**EXERCISE**
Without including any pictures, write out the listing below exactly.

= = = =

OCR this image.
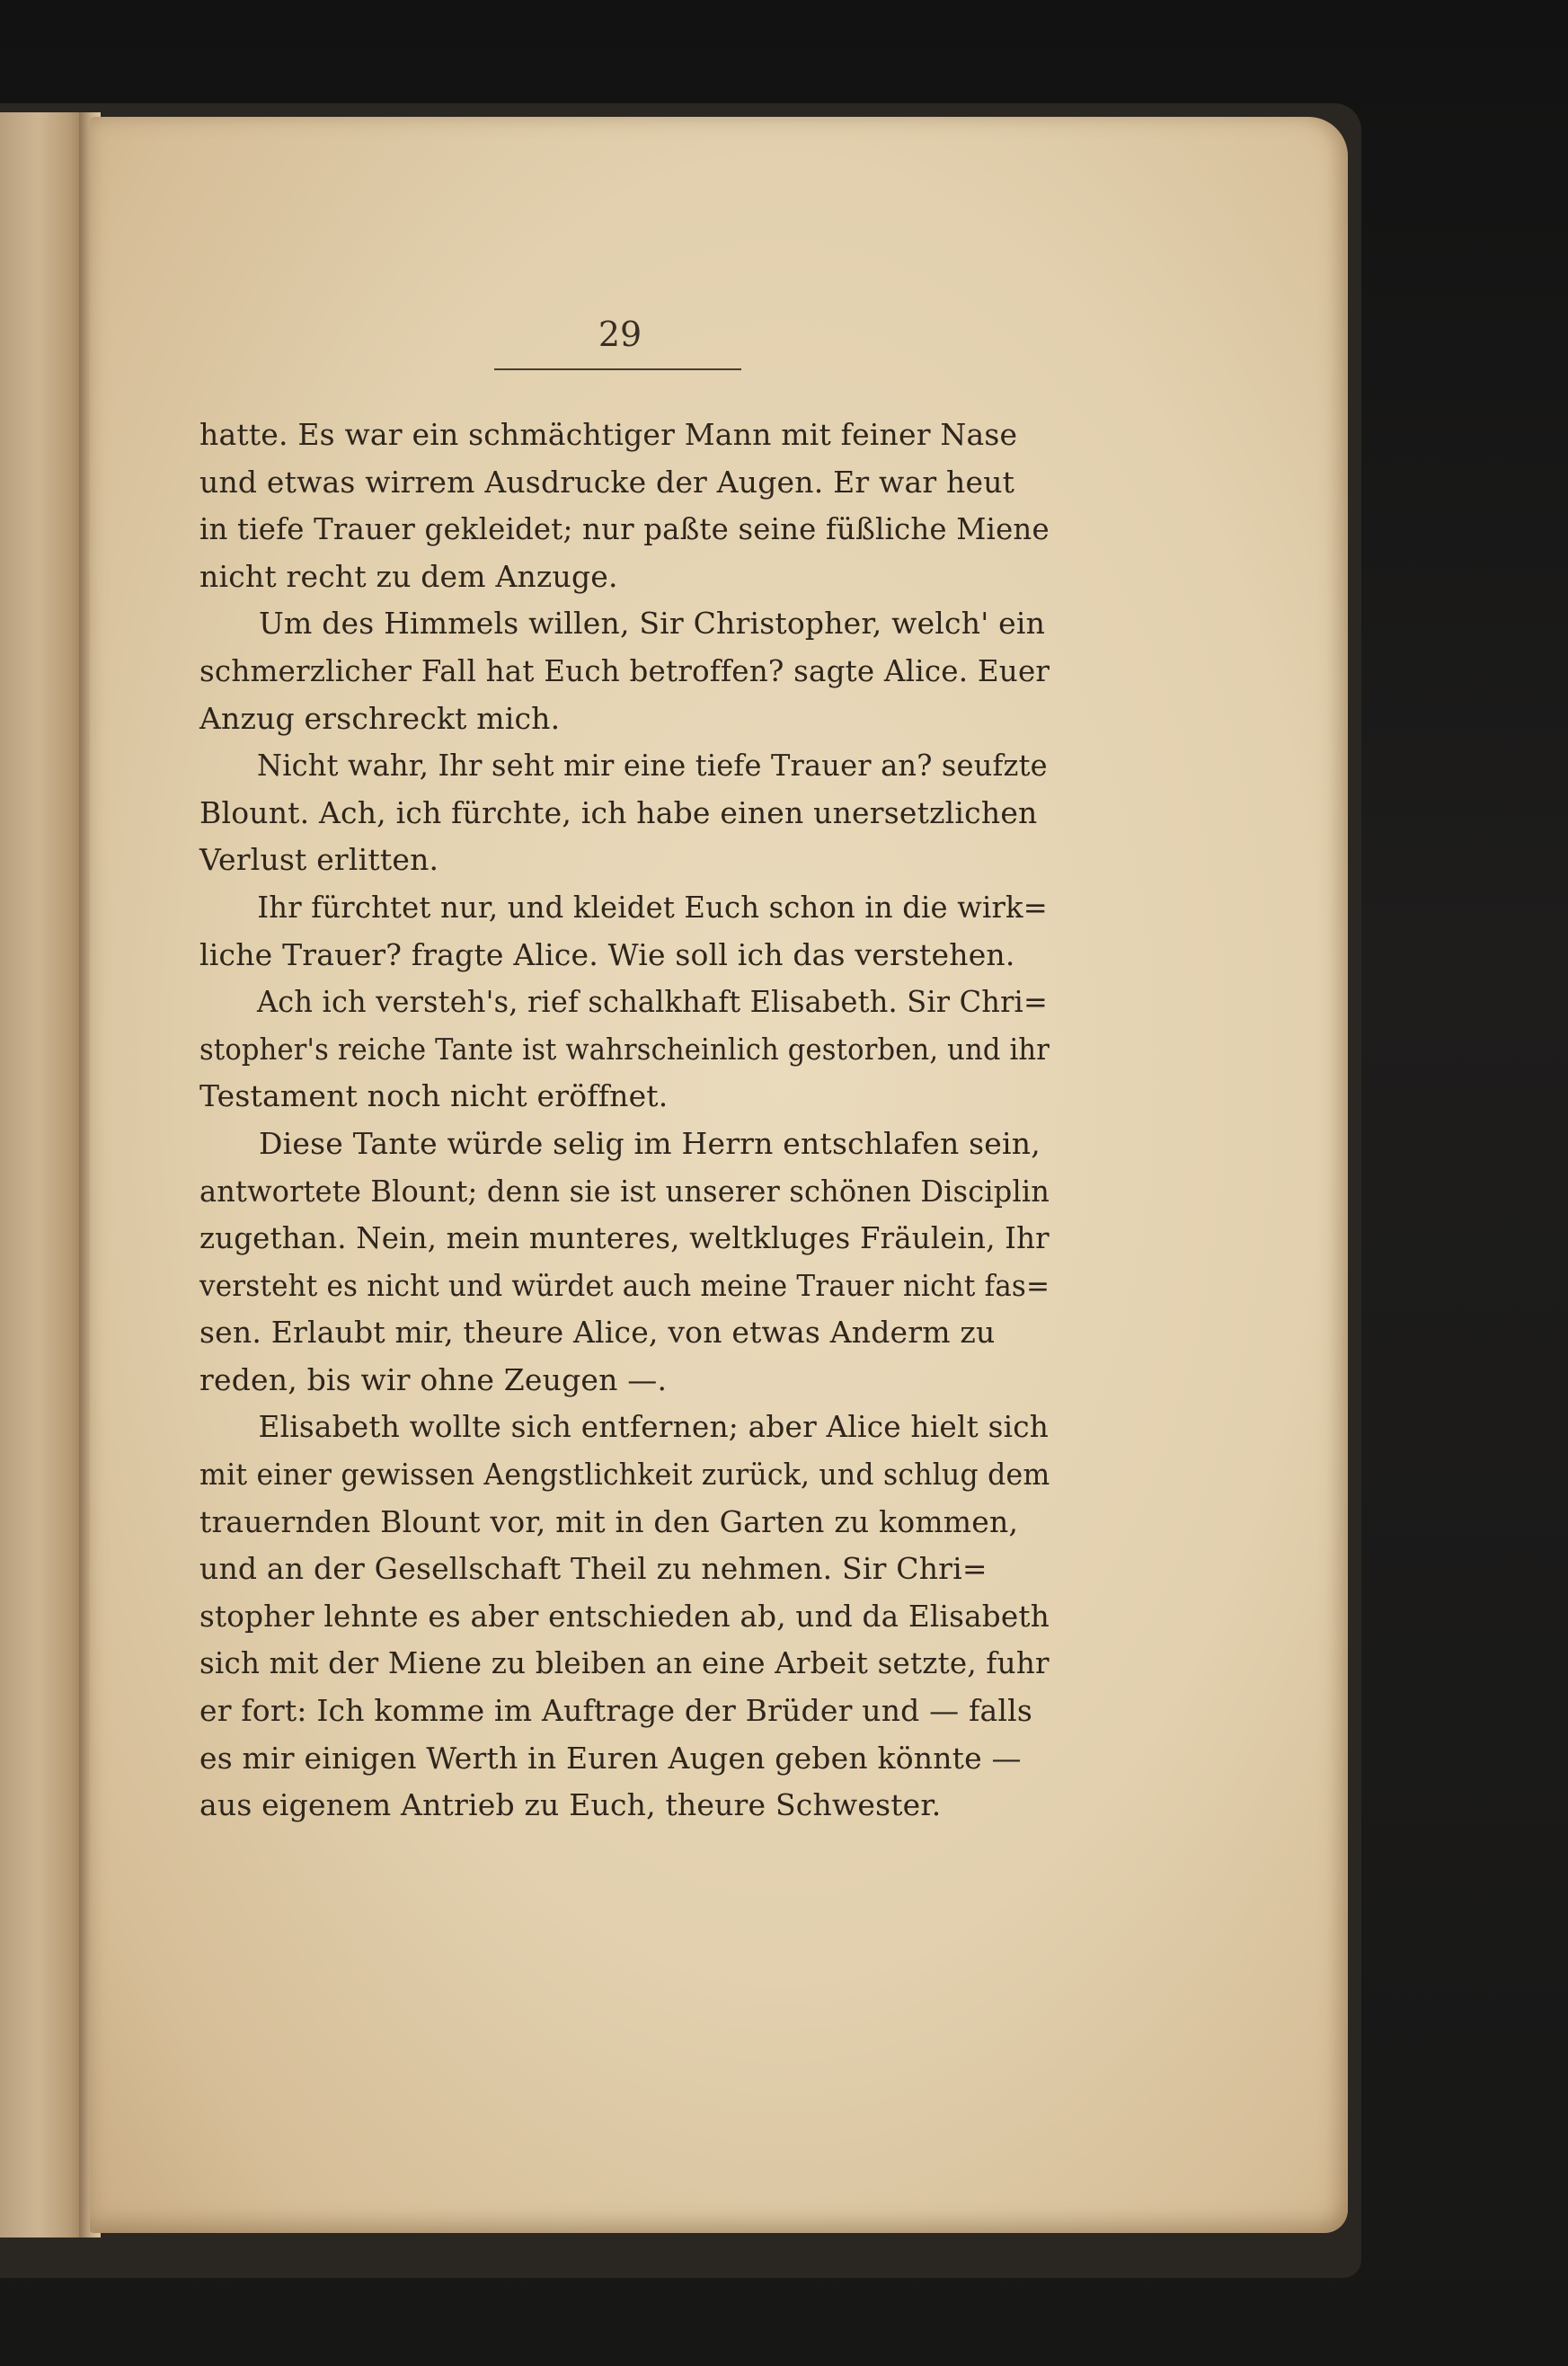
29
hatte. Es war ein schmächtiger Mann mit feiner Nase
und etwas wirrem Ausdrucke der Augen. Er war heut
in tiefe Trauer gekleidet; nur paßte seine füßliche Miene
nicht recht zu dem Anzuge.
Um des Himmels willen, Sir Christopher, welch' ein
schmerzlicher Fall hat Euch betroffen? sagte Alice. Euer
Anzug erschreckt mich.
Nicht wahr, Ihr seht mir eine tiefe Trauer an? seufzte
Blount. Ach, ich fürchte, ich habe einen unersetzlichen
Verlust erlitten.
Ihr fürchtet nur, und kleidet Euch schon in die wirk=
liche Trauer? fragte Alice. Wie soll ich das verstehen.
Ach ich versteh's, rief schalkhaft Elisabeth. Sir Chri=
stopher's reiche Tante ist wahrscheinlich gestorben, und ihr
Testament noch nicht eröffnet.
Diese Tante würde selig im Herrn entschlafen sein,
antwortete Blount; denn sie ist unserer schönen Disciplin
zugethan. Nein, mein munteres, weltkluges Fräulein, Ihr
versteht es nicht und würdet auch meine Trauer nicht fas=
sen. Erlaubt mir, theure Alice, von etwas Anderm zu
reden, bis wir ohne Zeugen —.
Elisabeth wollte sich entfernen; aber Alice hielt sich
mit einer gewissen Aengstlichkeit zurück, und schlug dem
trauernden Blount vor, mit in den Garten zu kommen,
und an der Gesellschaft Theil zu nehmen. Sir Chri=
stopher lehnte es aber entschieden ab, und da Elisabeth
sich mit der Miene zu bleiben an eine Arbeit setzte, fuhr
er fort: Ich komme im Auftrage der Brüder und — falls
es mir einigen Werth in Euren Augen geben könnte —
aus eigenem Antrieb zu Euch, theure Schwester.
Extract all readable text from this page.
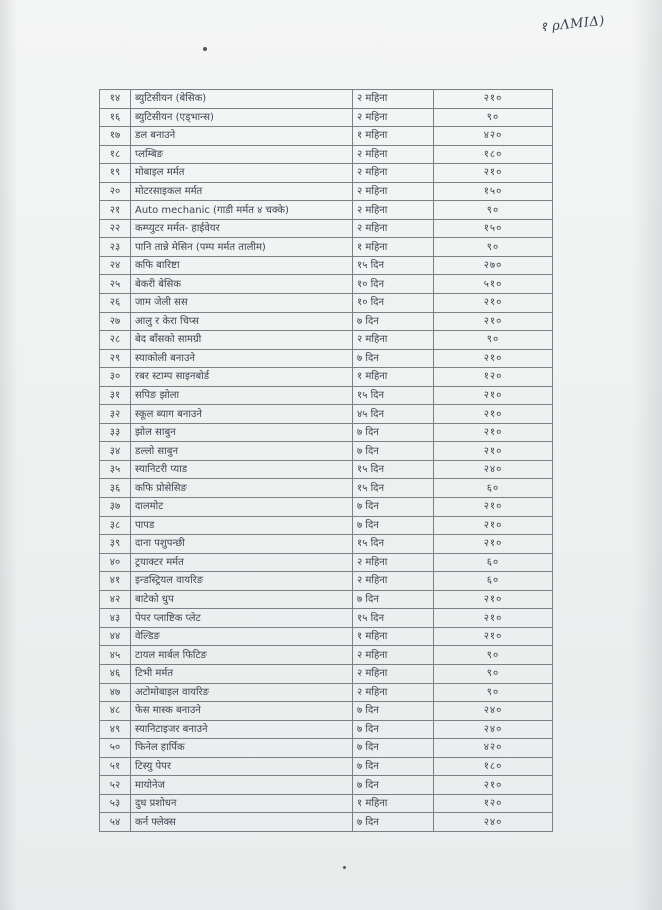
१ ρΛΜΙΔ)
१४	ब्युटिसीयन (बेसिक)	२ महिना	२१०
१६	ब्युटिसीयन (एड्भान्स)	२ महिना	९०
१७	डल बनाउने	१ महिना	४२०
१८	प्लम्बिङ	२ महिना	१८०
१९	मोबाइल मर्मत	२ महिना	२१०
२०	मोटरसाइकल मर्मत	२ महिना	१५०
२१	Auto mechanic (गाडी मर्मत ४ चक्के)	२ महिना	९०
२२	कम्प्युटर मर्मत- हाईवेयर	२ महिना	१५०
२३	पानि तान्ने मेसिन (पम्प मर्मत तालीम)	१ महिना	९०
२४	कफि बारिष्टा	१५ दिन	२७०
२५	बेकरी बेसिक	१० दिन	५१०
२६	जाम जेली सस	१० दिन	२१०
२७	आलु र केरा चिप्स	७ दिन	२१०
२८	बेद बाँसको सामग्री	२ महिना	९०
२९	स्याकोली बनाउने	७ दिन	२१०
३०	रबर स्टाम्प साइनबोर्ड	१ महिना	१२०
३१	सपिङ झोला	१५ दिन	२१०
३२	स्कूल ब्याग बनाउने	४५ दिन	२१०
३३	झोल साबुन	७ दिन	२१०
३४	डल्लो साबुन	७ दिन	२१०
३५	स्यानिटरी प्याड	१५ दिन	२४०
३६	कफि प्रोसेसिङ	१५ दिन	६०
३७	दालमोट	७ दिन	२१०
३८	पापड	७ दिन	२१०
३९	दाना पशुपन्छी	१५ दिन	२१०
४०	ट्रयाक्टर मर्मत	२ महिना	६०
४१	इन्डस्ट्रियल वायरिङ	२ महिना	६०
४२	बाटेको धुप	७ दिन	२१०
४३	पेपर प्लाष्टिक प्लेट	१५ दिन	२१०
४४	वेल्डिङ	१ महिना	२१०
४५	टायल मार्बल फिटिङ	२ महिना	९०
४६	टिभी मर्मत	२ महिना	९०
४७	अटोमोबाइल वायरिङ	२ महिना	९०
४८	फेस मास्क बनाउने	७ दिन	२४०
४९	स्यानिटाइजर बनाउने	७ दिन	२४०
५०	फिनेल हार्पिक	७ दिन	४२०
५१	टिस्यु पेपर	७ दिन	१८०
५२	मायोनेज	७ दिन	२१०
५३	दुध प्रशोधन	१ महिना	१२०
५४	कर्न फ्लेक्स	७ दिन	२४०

= = = =

**IN RESPONSE**
OCR this image.
29
hatte. Es war ein schmächtiger Mann mit feiner Nase
und etwas wirrem Ausdrucke der Augen. Er war heut
in tiefe Trauer gekleidet; nur paßte seine füßliche Miene
nicht recht zu dem Anzuge.
Um des Himmels willen, Sir Christopher, welch' ein
schmerzlicher Fall hat Euch betroffen? sagte Alice. Euer
Anzug erschreckt mich.
Nicht wahr, Ihr seht mir eine tiefe Trauer an? seufzte
Blount. Ach, ich fürchte, ich habe einen unersetzlichen
Verlust erlitten.
Ihr fürchtet nur, und kleidet Euch schon in die wirk=
liche Trauer? fragte Alice. Wie soll ich das verstehen.
Ach ich versteh's, rief schalkhaft Elisabeth. Sir Chri=
stopher's reiche Tante ist wahrscheinlich gestorben, und ihr
Testament noch nicht eröffnet.
Diese Tante würde selig im Herrn entschlafen sein,
antwortete Blount; denn sie ist unserer schönen Disciplin
zugethan. Nein, mein munteres, weltkluges Fräulein, Ihr
versteht es nicht und würdet auch meine Trauer nicht fas=
sen. Erlaubt mir, theure Alice, von etwas Anderm zu
reden, bis wir ohne Zeugen —.
Elisabeth wollte sich entfernen; aber Alice hielt sich
mit einer gewissen Aengstlichkeit zurück, und schlug dem
trauernden Blount vor, mit in den Garten zu kommen,
und an der Gesellschaft Theil zu nehmen. Sir Chri=
stopher lehnte es aber entschieden ab, und da Elisabeth
sich mit der Miene zu bleiben an eine Arbeit setzte, fuhr
er fort: Ich komme im Auftrage der Brüder und — falls
es mir einigen Werth in Euren Augen geben könnte —
aus eigenem Antrieb zu Euch, theure Schwester.
Extract all readable text from this page.
१ ρΛΜΙΔ)
१४	ब्युटिसीयन (बेसिक)	२ महिना	२१०
१६	ब्युटिसीयन (एड्भान्स)	२ महिना	९०
१७	डल बनाउने	१ महिना	४२०
१८	प्लम्बिङ	२ महिना	१८०
१९	मोबाइल मर्मत	२ महिना	२१०
२०	मोटरसाइकल मर्मत	२ महिना	१५०
२१	Auto mechanic (गाडी मर्मत ४ चक्के)	२ महिना	९०
२२	कम्प्युटर मर्मत- हाईवेयर	२ महिना	१५०
२३	पानि तान्ने मेसिन (पम्प मर्मत तालीम)	१ महिना	९०
२४	कफि बारिष्टा	१५ दिन	२७०
२५	बेकरी बेसिक	१० दिन	५१०
२६	जाम जेली सस	१० दिन	२१०
२७	आलु र केरा चिप्स	७ दिन	२१०
२८	बेद बाँसको सामग्री	२ महिना	९०
२९	स्याकोली बनाउने	७ दिन	२१०
३०	रबर स्टाम्प साइनबोर्ड	१ महिना	१२०
३१	सपिङ झोला	१५ दिन	२१०
३२	स्कूल ब्याग बनाउने	४५ दिन	२१०
३३	झोल साबुन	७ दिन	२१०
३४	डल्लो साबुन	७ दिन	२१०
३५	स्यानिटरी प्याड	१५ दिन	२४०
३६	कफि प्रोसेसिङ	१५ दिन	६०
३७	दालमोट	७ दिन	२१०
३८	पापड	७ दिन	२१०
३९	दाना पशुपन्छी	१५ दिन	२१०
४०	ट्रयाक्टर मर्मत	२ महिना	६०
४१	इन्डस्ट्रियल वायरिङ	२ महिना	६०
४२	बाटेको धुप	७ दिन	२१०
४३	पेपर प्लाष्टिक प्लेट	१५ दिन	२१०
४४	वेल्डिङ	१ महिना	२१०
४५	टायल मार्बल फिटिङ	२ महिना	९०
४६	टिभी मर्मत	२ महिना	९०
४७	अटोमोबाइल वायरिङ	२ महिना	९०
४८	फेस मास्क बनाउने	७ दिन	२४०
४९	स्यानिटाइजर बनाउने	७ दिन	२४०
५०	फिनेल हार्पिक	७ दिन	४२०
५१	टिस्यु पेपर	७ दिन	१८०
५२	मायोनेज	७ दिन	२१०
५३	दुध प्रशोधन	१ महिना	१२०
५४	कर्न फ्लेक्स	७ दिन	२४०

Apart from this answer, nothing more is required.